◆ **What is expected**
Return the number of lines that contain the word "autres", and return nothing else.

Dataset entries
______

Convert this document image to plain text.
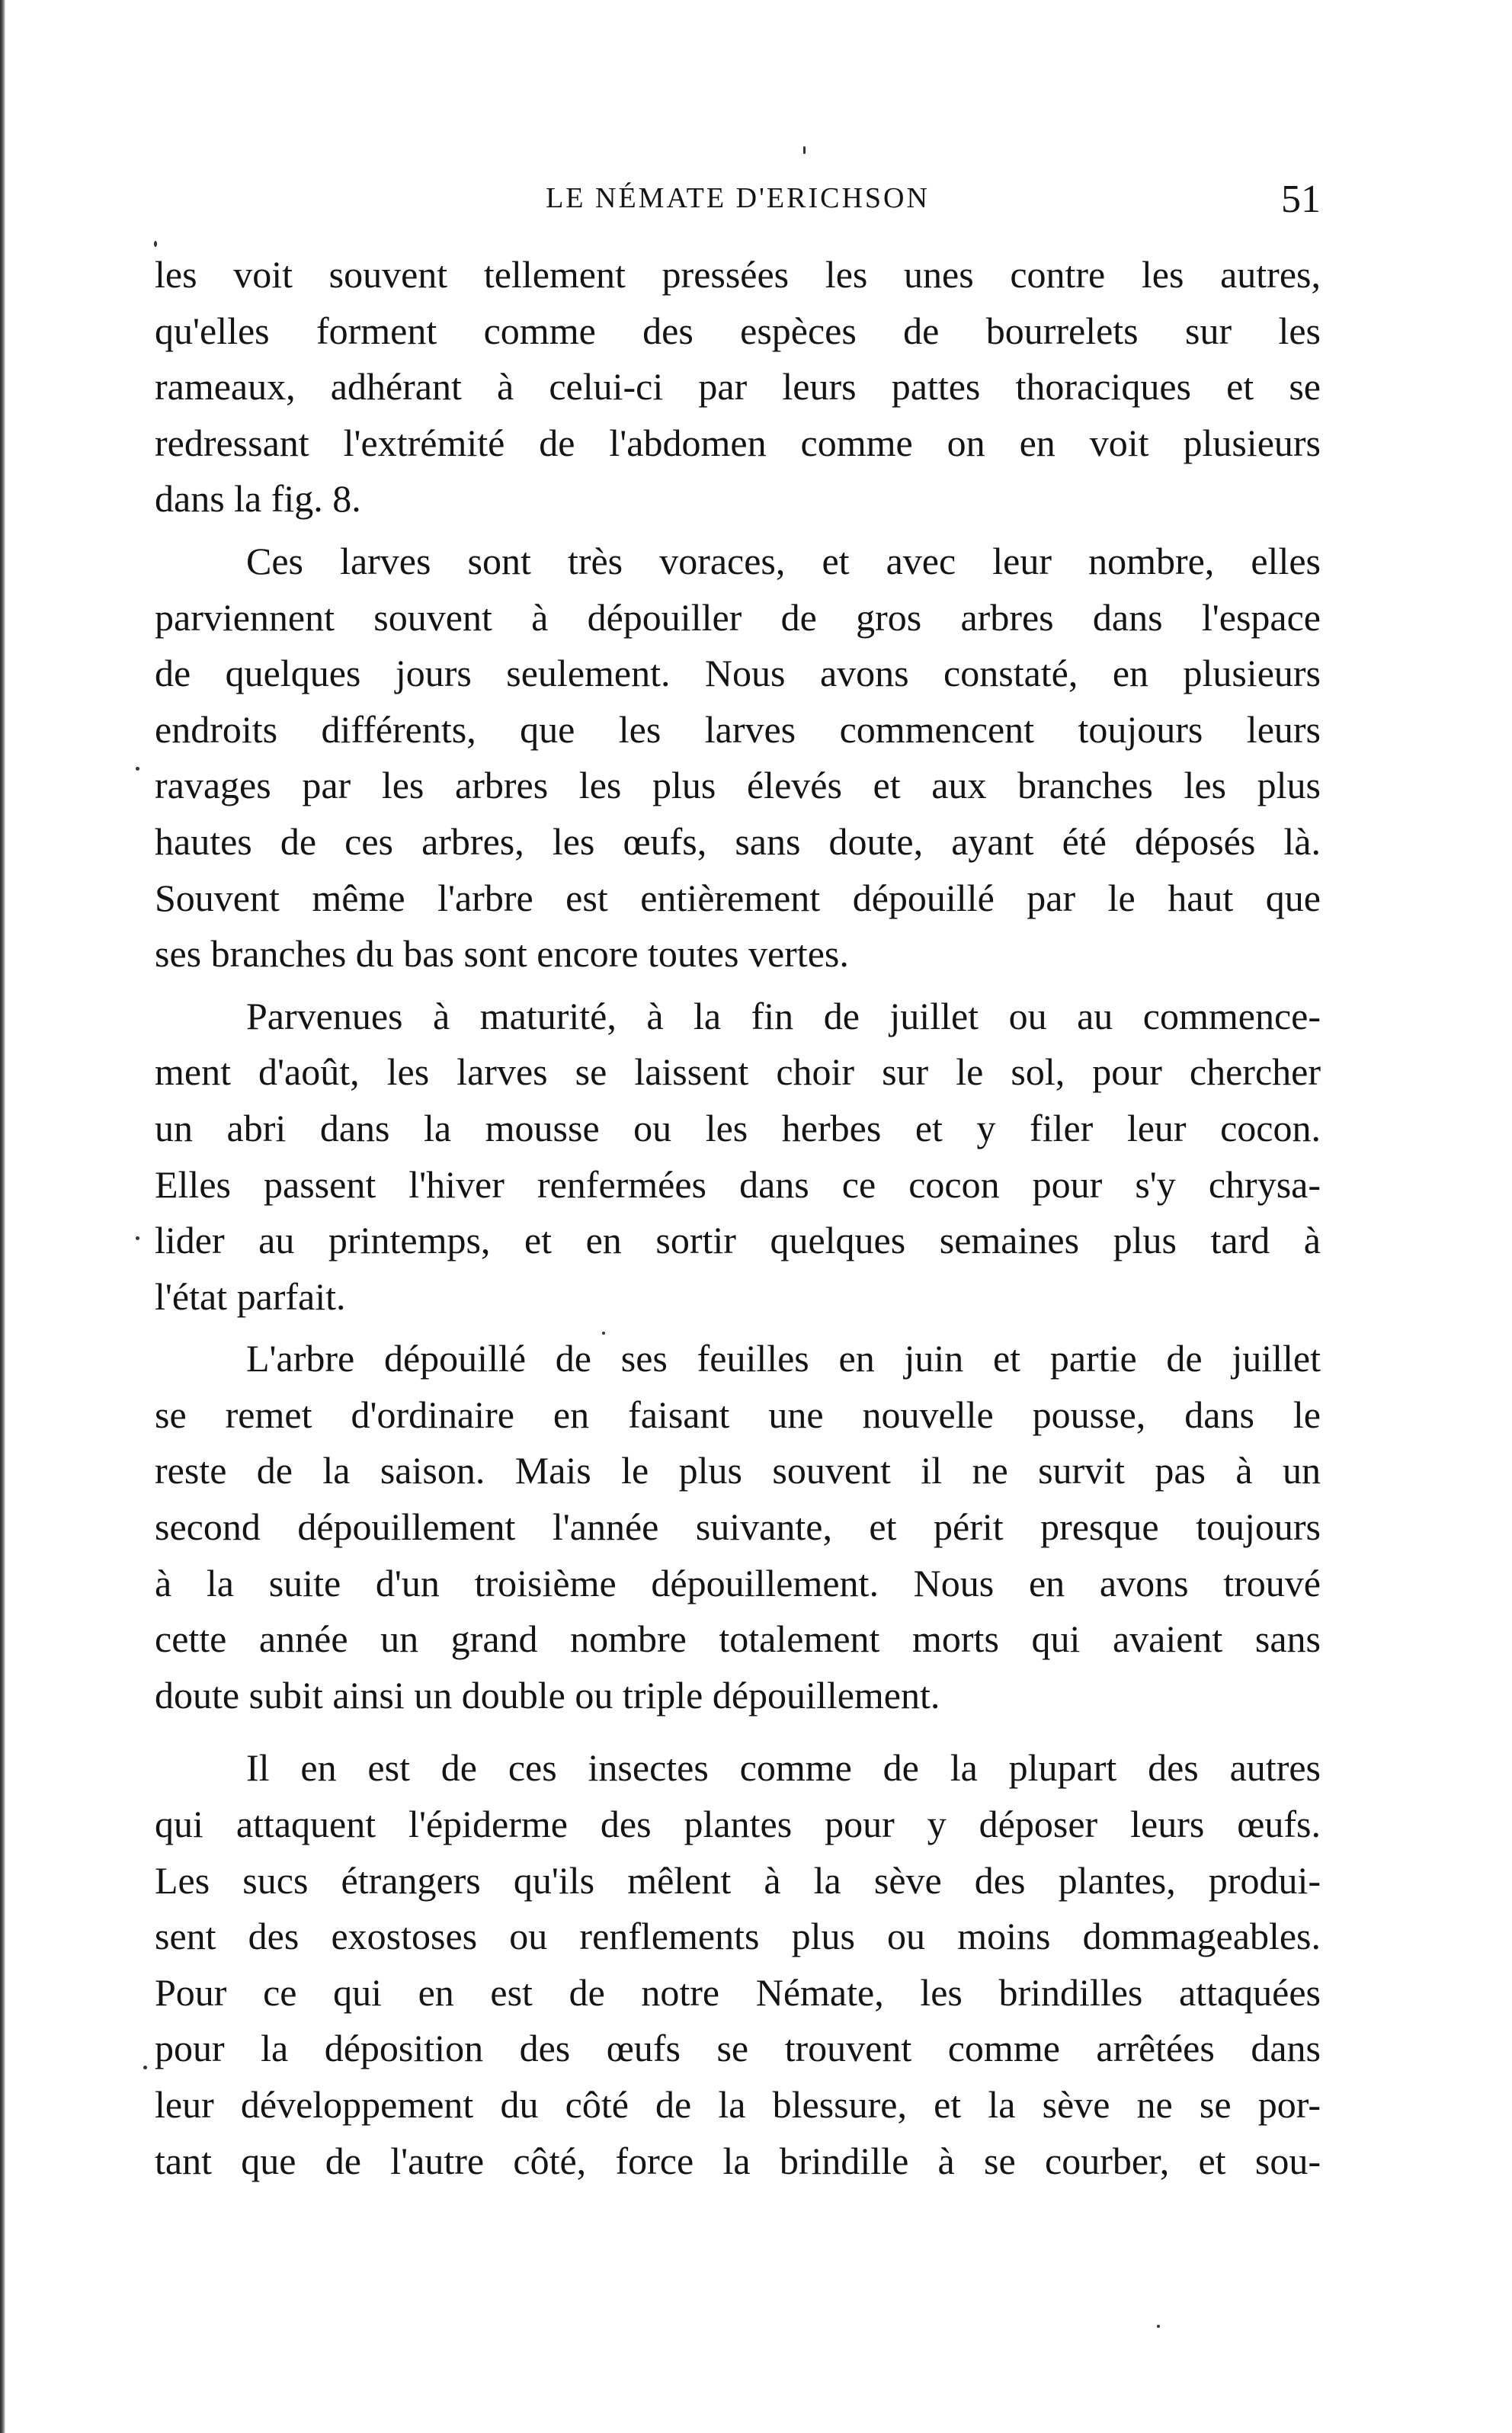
LE NÉMATE D'ERICHSON	51
les voit souvent tellement pressées les unes contre les autres,
qu'elles forment comme des espèces de bourrelets sur les
rameaux, adhérant à celui-ci par leurs pattes thoraciques et se
redressant l'extrémité de l'abdomen comme on en voit plusieurs
dans la fig. 8.
Ces larves sont très voraces, et avec leur nombre, elles
parviennent souvent à dépouiller de gros arbres dans l'espace
de quelques jours seulement. Nous avons constaté, en plusieurs
endroits différents, que les larves commencent toujours leurs
ravages par les arbres les plus élevés et aux branches les plus
hautes de ces arbres, les œufs, sans doute, ayant été déposés là.
Souvent même l'arbre est entièrement dépouillé par le haut que
ses branches du bas sont encore toutes vertes.
Parvenues à maturité, à la fin de juillet ou au commence-
ment d'août, les larves se laissent choir sur le sol, pour chercher
un abri dans la mousse ou les herbes et y filer leur cocon.
Elles passent l'hiver renfermées dans ce cocon pour s'y chrysa-
lider au printemps, et en sortir quelques semaines plus tard à
l'état parfait.
L'arbre dépouillé de ses feuilles en juin et partie de juillet
se remet d'ordinaire en faisant une nouvelle pousse, dans le
reste de la saison. Mais le plus souvent il ne survit pas à un
second dépouillement l'année suivante, et périt presque toujours
à la suite d'un troisième dépouillement. Nous en avons trouvé
cette année un grand nombre totalement morts qui avaient sans
doute subit ainsi un double ou triple dépouillement.
Il en est de ces insectes comme de la plupart des autres
qui attaquent l'épiderme des plantes pour y déposer leurs œufs.
Les sucs étrangers qu'ils mêlent à la sève des plantes, produi-
sent des exostoses ou renflements plus ou moins dommageables.
Pour ce qui en est de notre Némate, les brindilles attaquées
pour la déposition des œufs se trouvent comme arrêtées dans
leur développement du côté de la blessure, et la sève ne se por-
tant que de l'autre côté, force la brindille à se courber, et sou-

______

◆ **Finished answer**
2